── Excerpted data ──

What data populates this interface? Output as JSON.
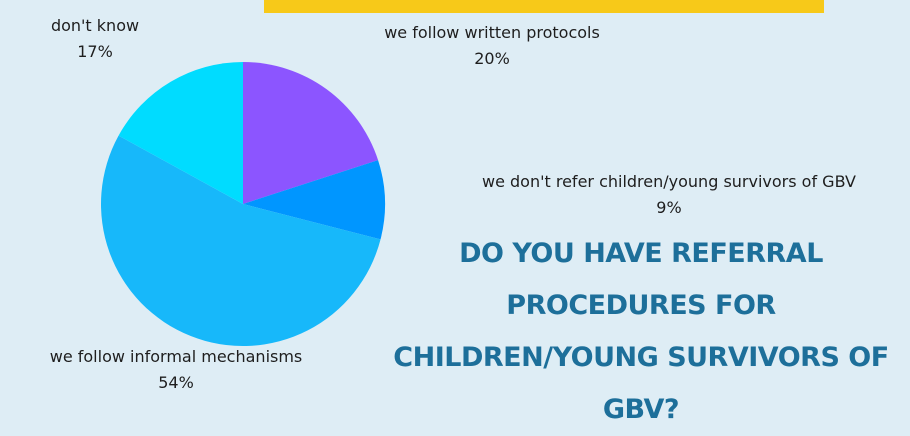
{
  "question": {
    "line1": "DO YOU HAVE REFERRAL  PROCEDURES FOR",
    "line2": "CHILDREN/YOUNG SURVIVORS OF GBV?"
  },
  "colors": {
    "background": "#deedf5",
    "banner": "#f7c919",
    "question_text": "#1d6f9a"
  },
  "chart_data": {
    "type": "pie",
    "title": "",
    "slices": [
      {
        "label": "we follow written protocols",
        "value": 20,
        "display": "20%",
        "color": "#8c55ff"
      },
      {
        "label": "we don't refer children/young survivors of GBV",
        "value": 9,
        "display": "9%",
        "color": "#0096ff"
      },
      {
        "label": "we follow informal mechanisms",
        "value": 54,
        "display": "54%",
        "color": "#17b8fa"
      },
      {
        "label": "don't know",
        "value": 17,
        "display": "17%",
        "color": "#00dcff"
      }
    ]
  }
}
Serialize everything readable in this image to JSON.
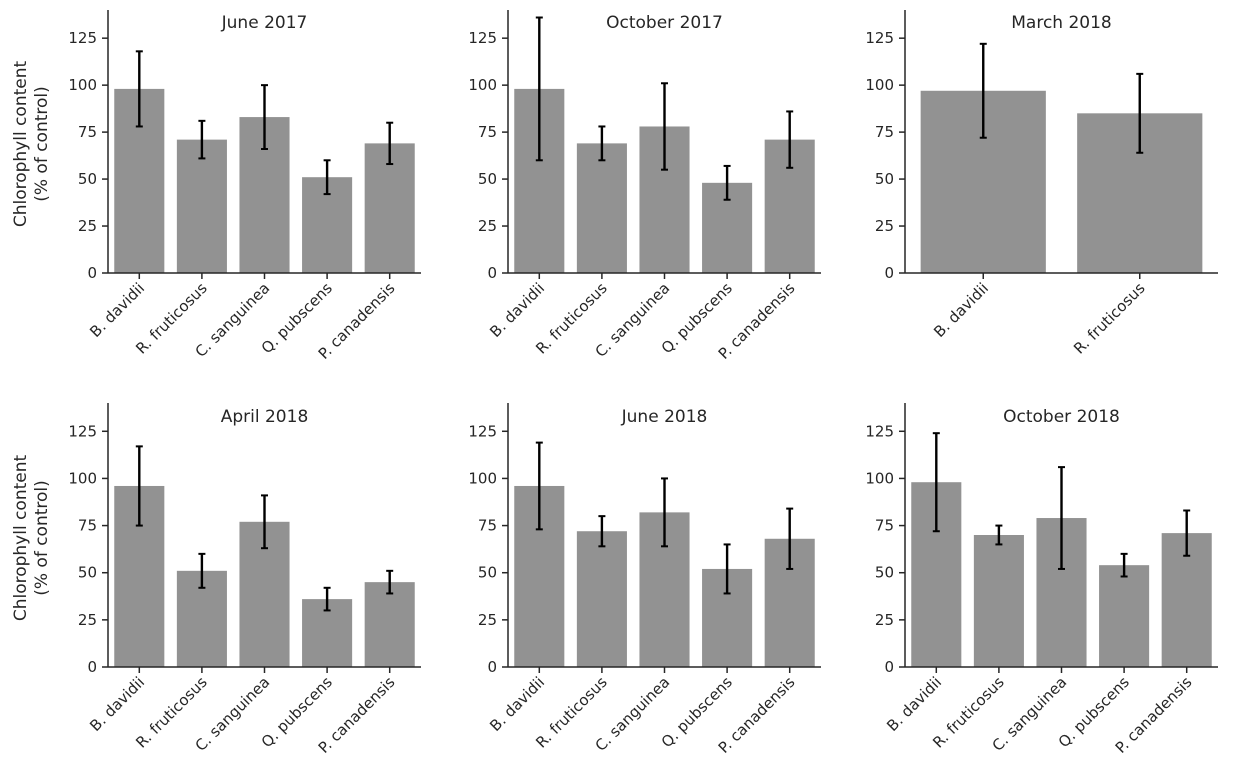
{
  "figure": {
    "ylabel_lines": [
      "Chlorophyll content",
      "(% of control)"
    ]
  },
  "chart_data": [
    {
      "type": "bar",
      "title": "June 2017",
      "categories": [
        "B. davidii",
        "R. fruticosus",
        "C. sanguinea",
        "Q. pubscens",
        "P. canadensis"
      ],
      "values": [
        98,
        71,
        83,
        51,
        69
      ],
      "error": [
        20,
        10,
        17,
        9,
        11
      ],
      "ylim": [
        0,
        140
      ],
      "yticks": [
        0,
        25,
        50,
        75,
        100,
        125
      ],
      "ylabel": "Chlorophyll content (% of control)",
      "color": "#929292"
    },
    {
      "type": "bar",
      "title": "October 2017",
      "categories": [
        "B. davidii",
        "R. fruticosus",
        "C. sanguinea",
        "Q. pubscens",
        "P. canadensis"
      ],
      "values": [
        98,
        69,
        78,
        48,
        71
      ],
      "error": [
        38,
        9,
        23,
        9,
        15
      ],
      "ylim": [
        0,
        140
      ],
      "yticks": [
        0,
        25,
        50,
        75,
        100,
        125
      ],
      "ylabel": "",
      "color": "#929292"
    },
    {
      "type": "bar",
      "title": "March 2018",
      "categories": [
        "B. davidii",
        "R. fruticosus"
      ],
      "values": [
        97,
        85
      ],
      "error": [
        25,
        21
      ],
      "ylim": [
        0,
        140
      ],
      "yticks": [
        0,
        25,
        50,
        75,
        100,
        125
      ],
      "ylabel": "",
      "color": "#929292"
    },
    {
      "type": "bar",
      "title": "April 2018",
      "categories": [
        "B. davidii",
        "R. fruticosus",
        "C. sanguinea",
        "Q. pubscens",
        "P. canadensis"
      ],
      "values": [
        96,
        51,
        77,
        36,
        45
      ],
      "error": [
        21,
        9,
        14,
        6,
        6
      ],
      "ylim": [
        0,
        140
      ],
      "yticks": [
        0,
        25,
        50,
        75,
        100,
        125
      ],
      "ylabel": "Chlorophyll content (% of control)",
      "color": "#929292"
    },
    {
      "type": "bar",
      "title": "June 2018",
      "categories": [
        "B. davidii",
        "R. fruticosus",
        "C. sanguinea",
        "Q. pubscens",
        "P. canadensis"
      ],
      "values": [
        96,
        72,
        82,
        52,
        68
      ],
      "error": [
        23,
        8,
        18,
        13,
        16
      ],
      "ylim": [
        0,
        140
      ],
      "yticks": [
        0,
        25,
        50,
        75,
        100,
        125
      ],
      "ylabel": "",
      "color": "#929292"
    },
    {
      "type": "bar",
      "title": "October 2018",
      "categories": [
        "B. davidii",
        "R. fruticosus",
        "C. sanguinea",
        "Q. pubscens",
        "P. canadensis"
      ],
      "values": [
        98,
        70,
        79,
        54,
        71
      ],
      "error": [
        26,
        5,
        27,
        6,
        12
      ],
      "ylim": [
        0,
        140
      ],
      "yticks": [
        0,
        25,
        50,
        75,
        100,
        125
      ],
      "ylabel": "",
      "color": "#929292"
    }
  ]
}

───

Without including any pictures, print all of the material exactly as given.

Output for this exercise →
What data populates this interface? Output as JSON.
{
  "question": {
    "line1": "DO YOU HAVE REFERRAL  PROCEDURES FOR",
    "line2": "CHILDREN/YOUNG SURVIVORS OF GBV?"
  },
  "colors": {
    "background": "#deedf5",
    "banner": "#f7c919",
    "question_text": "#1d6f9a"
  },
  "chart_data": {
    "type": "pie",
    "title": "",
    "slices": [
      {
        "label": "we follow written protocols",
        "value": 20,
        "display": "20%",
        "color": "#8c55ff"
      },
      {
        "label": "we don't refer children/young survivors of GBV",
        "value": 9,
        "display": "9%",
        "color": "#0096ff"
      },
      {
        "label": "we follow informal mechanisms",
        "value": 54,
        "display": "54%",
        "color": "#17b8fa"
      },
      {
        "label": "don't know",
        "value": 17,
        "display": "17%",
        "color": "#00dcff"
      }
    ]
  }
}
Serialize everything readable in this image to JSON.
{
  "figure": {
    "ylabel_lines": [
      "Chlorophyll content",
      "(% of control)"
    ]
  },
  "chart_data": [
    {
      "type": "bar",
      "title": "June 2017",
      "categories": [
        "B. davidii",
        "R. fruticosus",
        "C. sanguinea",
        "Q. pubscens",
        "P. canadensis"
      ],
      "values": [
        98,
        71,
        83,
        51,
        69
      ],
      "error": [
        20,
        10,
        17,
        9,
        11
      ],
      "ylim": [
        0,
        140
      ],
      "yticks": [
        0,
        25,
        50,
        75,
        100,
        125
      ],
      "ylabel": "Chlorophyll content (% of control)",
      "color": "#929292"
    },
    {
      "type": "bar",
      "title": "October 2017",
      "categories": [
        "B. davidii",
        "R. fruticosus",
        "C. sanguinea",
        "Q. pubscens",
        "P. canadensis"
      ],
      "values": [
        98,
        69,
        78,
        48,
        71
      ],
      "error": [
        38,
        9,
        23,
        9,
        15
      ],
      "ylim": [
        0,
        140
      ],
      "yticks": [
        0,
        25,
        50,
        75,
        100,
        125
      ],
      "ylabel": "",
      "color": "#929292"
    },
    {
      "type": "bar",
      "title": "March 2018",
      "categories": [
        "B. davidii",
        "R. fruticosus"
      ],
      "values": [
        97,
        85
      ],
      "error": [
        25,
        21
      ],
      "ylim": [
        0,
        140
      ],
      "yticks": [
        0,
        25,
        50,
        75,
        100,
        125
      ],
      "ylabel": "",
      "color": "#929292"
    },
    {
      "type": "bar",
      "title": "April 2018",
      "categories": [
        "B. davidii",
        "R. fruticosus",
        "C. sanguinea",
        "Q. pubscens",
        "P. canadensis"
      ],
      "values": [
        96,
        51,
        77,
        36,
        45
      ],
      "error": [
        21,
        9,
        14,
        6,
        6
      ],
      "ylim": [
        0,
        140
      ],
      "yticks": [
        0,
        25,
        50,
        75,
        100,
        125
      ],
      "ylabel": "Chlorophyll content (% of control)",
      "color": "#929292"
    },
    {
      "type": "bar",
      "title": "June 2018",
      "categories": [
        "B. davidii",
        "R. fruticosus",
        "C. sanguinea",
        "Q. pubscens",
        "P. canadensis"
      ],
      "values": [
        96,
        72,
        82,
        52,
        68
      ],
      "error": [
        23,
        8,
        18,
        13,
        16
      ],
      "ylim": [
        0,
        140
      ],
      "yticks": [
        0,
        25,
        50,
        75,
        100,
        125
      ],
      "ylabel": "",
      "color": "#929292"
    },
    {
      "type": "bar",
      "title": "October 2018",
      "categories": [
        "B. davidii",
        "R. fruticosus",
        "C. sanguinea",
        "Q. pubscens",
        "P. canadensis"
      ],
      "values": [
        98,
        70,
        79,
        54,
        71
      ],
      "error": [
        26,
        5,
        27,
        6,
        12
      ],
      "ylim": [
        0,
        140
      ],
      "yticks": [
        0,
        25,
        50,
        75,
        100,
        125
      ],
      "ylabel": "",
      "color": "#929292"
    }
  ]
}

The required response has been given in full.